▸ RECORDS SHOWN
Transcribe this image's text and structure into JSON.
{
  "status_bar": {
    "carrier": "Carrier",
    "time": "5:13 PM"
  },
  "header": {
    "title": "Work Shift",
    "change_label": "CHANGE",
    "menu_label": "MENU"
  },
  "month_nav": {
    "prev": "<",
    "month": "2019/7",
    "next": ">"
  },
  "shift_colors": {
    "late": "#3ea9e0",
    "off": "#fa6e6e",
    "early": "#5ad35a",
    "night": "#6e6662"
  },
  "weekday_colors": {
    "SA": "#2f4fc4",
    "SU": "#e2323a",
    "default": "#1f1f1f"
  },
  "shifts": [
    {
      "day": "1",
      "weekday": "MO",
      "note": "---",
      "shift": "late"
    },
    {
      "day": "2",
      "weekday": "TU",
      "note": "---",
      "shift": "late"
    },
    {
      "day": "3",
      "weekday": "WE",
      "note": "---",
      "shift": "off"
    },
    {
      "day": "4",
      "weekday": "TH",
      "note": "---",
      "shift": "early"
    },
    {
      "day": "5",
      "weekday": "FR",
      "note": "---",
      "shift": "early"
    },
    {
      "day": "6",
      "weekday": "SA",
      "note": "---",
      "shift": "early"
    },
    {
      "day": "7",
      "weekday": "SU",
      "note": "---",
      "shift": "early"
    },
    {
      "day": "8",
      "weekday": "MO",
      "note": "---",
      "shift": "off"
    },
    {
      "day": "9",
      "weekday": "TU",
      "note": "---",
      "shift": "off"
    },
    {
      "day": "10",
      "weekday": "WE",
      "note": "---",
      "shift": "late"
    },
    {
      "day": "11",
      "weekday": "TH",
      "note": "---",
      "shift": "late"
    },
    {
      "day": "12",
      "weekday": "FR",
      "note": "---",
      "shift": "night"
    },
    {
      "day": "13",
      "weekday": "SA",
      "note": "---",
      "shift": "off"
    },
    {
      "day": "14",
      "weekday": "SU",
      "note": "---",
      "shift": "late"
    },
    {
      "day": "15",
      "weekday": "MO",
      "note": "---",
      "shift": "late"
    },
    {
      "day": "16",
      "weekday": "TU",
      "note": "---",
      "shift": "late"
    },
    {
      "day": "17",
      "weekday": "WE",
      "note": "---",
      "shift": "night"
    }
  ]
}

▸ DIRECTIONS
Repeat all entries. Match them exactly.

▸ THE OUTPUT
Transcribe this image's text and structure into JSON.
{
  "status_bar": {
    "carrier": "Carrier",
    "time": "5:13 PM"
  },
  "header": {
    "title": "Work Shift",
    "change_label": "CHANGE",
    "menu_label": "MENU"
  },
  "month_nav": {
    "prev": "<",
    "month": "2019/7",
    "next": ">"
  },
  "shift_colors": {
    "late": "#3ea9e0",
    "off": "#fa6e6e",
    "early": "#5ad35a",
    "night": "#6e6662"
  },
  "weekday_colors": {
    "SA": "#2f4fc4",
    "SU": "#e2323a",
    "default": "#1f1f1f"
  },
  "shifts": [
    {
      "day": "1",
      "weekday": "MO",
      "note": "---",
      "shift": "late"
    },
    {
      "day": "2",
      "weekday": "TU",
      "note": "---",
      "shift": "late"
    },
    {
      "day": "3",
      "weekday": "WE",
      "note": "---",
      "shift": "off"
    },
    {
      "day": "4",
      "weekday": "TH",
      "note": "---",
      "shift": "early"
    },
    {
      "day": "5",
      "weekday": "FR",
      "note": "---",
      "shift": "early"
    },
    {
      "day": "6",
      "weekday": "SA",
      "note": "---",
      "shift": "early"
    },
    {
      "day": "7",
      "weekday": "SU",
      "note": "---",
      "shift": "early"
    },
    {
      "day": "8",
      "weekday": "MO",
      "note": "---",
      "shift": "off"
    },
    {
      "day": "9",
      "weekday": "TU",
      "note": "---",
      "shift": "off"
    },
    {
      "day": "10",
      "weekday": "WE",
      "note": "---",
      "shift": "late"
    },
    {
      "day": "11",
      "weekday": "TH",
      "note": "---",
      "shift": "late"
    },
    {
      "day": "12",
      "weekday": "FR",
      "note": "---",
      "shift": "night"
    },
    {
      "day": "13",
      "weekday": "SA",
      "note": "---",
      "shift": "off"
    },
    {
      "day": "14",
      "weekday": "SU",
      "note": "---",
      "shift": "late"
    },
    {
      "day": "15",
      "weekday": "MO",
      "note": "---",
      "shift": "late"
    },
    {
      "day": "16",
      "weekday": "TU",
      "note": "---",
      "shift": "late"
    },
    {
      "day": "17",
      "weekday": "WE",
      "note": "---",
      "shift": "night"
    }
  ]
}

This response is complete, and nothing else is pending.